Stored data entries:
------------------------------------------------

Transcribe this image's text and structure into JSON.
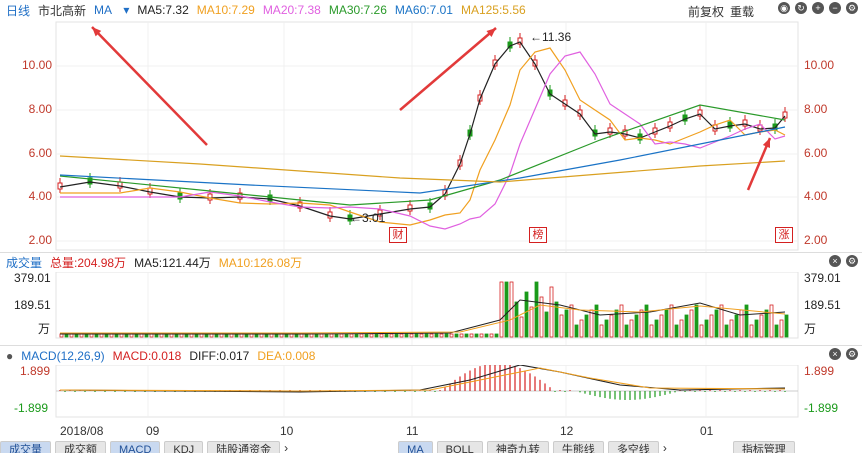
{
  "header": {
    "period": "日线",
    "stock_name": "市北高新",
    "indicator": "MA",
    "ma5": "MA5:7.32",
    "ma10": "MA10:7.29",
    "ma20": "MA20:7.38",
    "ma30": "MA30:7.26",
    "ma60": "MA60:7.01",
    "ma125": "MA125:5.56",
    "adjust": "前复权",
    "reset": "重载"
  },
  "colors": {
    "ma5": "#222222",
    "ma10": "#f0a020",
    "ma20": "#e060e0",
    "ma30": "#2a9a2a",
    "ma60": "#1a73c6",
    "ma125": "#d9a020",
    "up": "#d42020",
    "down": "#1a9a1a"
  },
  "price_panel": {
    "y_labels": [
      "10.00",
      "8.00",
      "6.00",
      "4.00",
      "2.00"
    ],
    "high_mark": "11.36",
    "low_mark": "3.01",
    "tags": [
      "财",
      "榜",
      "涨"
    ]
  },
  "volume_panel": {
    "title": "成交量",
    "total": "总量:204.98万",
    "ma5": "MA5:121.44万",
    "ma10": "MA10:126.08万",
    "y_labels": [
      "379.01",
      "189.51",
      "万"
    ]
  },
  "macd_panel": {
    "title": "MACD(12,26,9)",
    "macd": "MACD:0.018",
    "diff": "DIFF:0.017",
    "dea": "DEA:0.008",
    "y_top": "1.899",
    "y_bottom": "-1.899"
  },
  "x_labels": [
    "2018/08",
    "09",
    "10",
    "11",
    "12",
    "01"
  ],
  "bottom_tabs": {
    "left": [
      "成交量",
      "成交额",
      "MACD",
      "KDJ",
      "陆股通资金"
    ],
    "right": [
      "MA",
      "BOLL",
      "神奇九转",
      "牛熊线",
      "多空线"
    ],
    "manage": "指标管理"
  }
}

------------------------------------------------

#### WHAT YOU NEED TO DO
Leave out the pictures and copy every record above exactly.

#### THE RESPONSE
Transcribe this image's text and structure into JSON.
{
  "header": {
    "period": "日线",
    "stock_name": "市北高新",
    "indicator": "MA",
    "ma5": "MA5:7.32",
    "ma10": "MA10:7.29",
    "ma20": "MA20:7.38",
    "ma30": "MA30:7.26",
    "ma60": "MA60:7.01",
    "ma125": "MA125:5.56",
    "adjust": "前复权",
    "reset": "重载"
  },
  "colors": {
    "ma5": "#222222",
    "ma10": "#f0a020",
    "ma20": "#e060e0",
    "ma30": "#2a9a2a",
    "ma60": "#1a73c6",
    "ma125": "#d9a020",
    "up": "#d42020",
    "down": "#1a9a1a"
  },
  "price_panel": {
    "y_labels": [
      "10.00",
      "8.00",
      "6.00",
      "4.00",
      "2.00"
    ],
    "high_mark": "11.36",
    "low_mark": "3.01",
    "tags": [
      "财",
      "榜",
      "涨"
    ]
  },
  "volume_panel": {
    "title": "成交量",
    "total": "总量:204.98万",
    "ma5": "MA5:121.44万",
    "ma10": "MA10:126.08万",
    "y_labels": [
      "379.01",
      "189.51",
      "万"
    ]
  },
  "macd_panel": {
    "title": "MACD(12,26,9)",
    "macd": "MACD:0.018",
    "diff": "DIFF:0.017",
    "dea": "DEA:0.008",
    "y_top": "1.899",
    "y_bottom": "-1.899"
  },
  "x_labels": [
    "2018/08",
    "09",
    "10",
    "11",
    "12",
    "01"
  ],
  "bottom_tabs": {
    "left": [
      "成交量",
      "成交额",
      "MACD",
      "KDJ",
      "陆股通资金"
    ],
    "right": [
      "MA",
      "BOLL",
      "神奇九转",
      "牛熊线",
      "多空线"
    ],
    "manage": "指标管理"
  }
}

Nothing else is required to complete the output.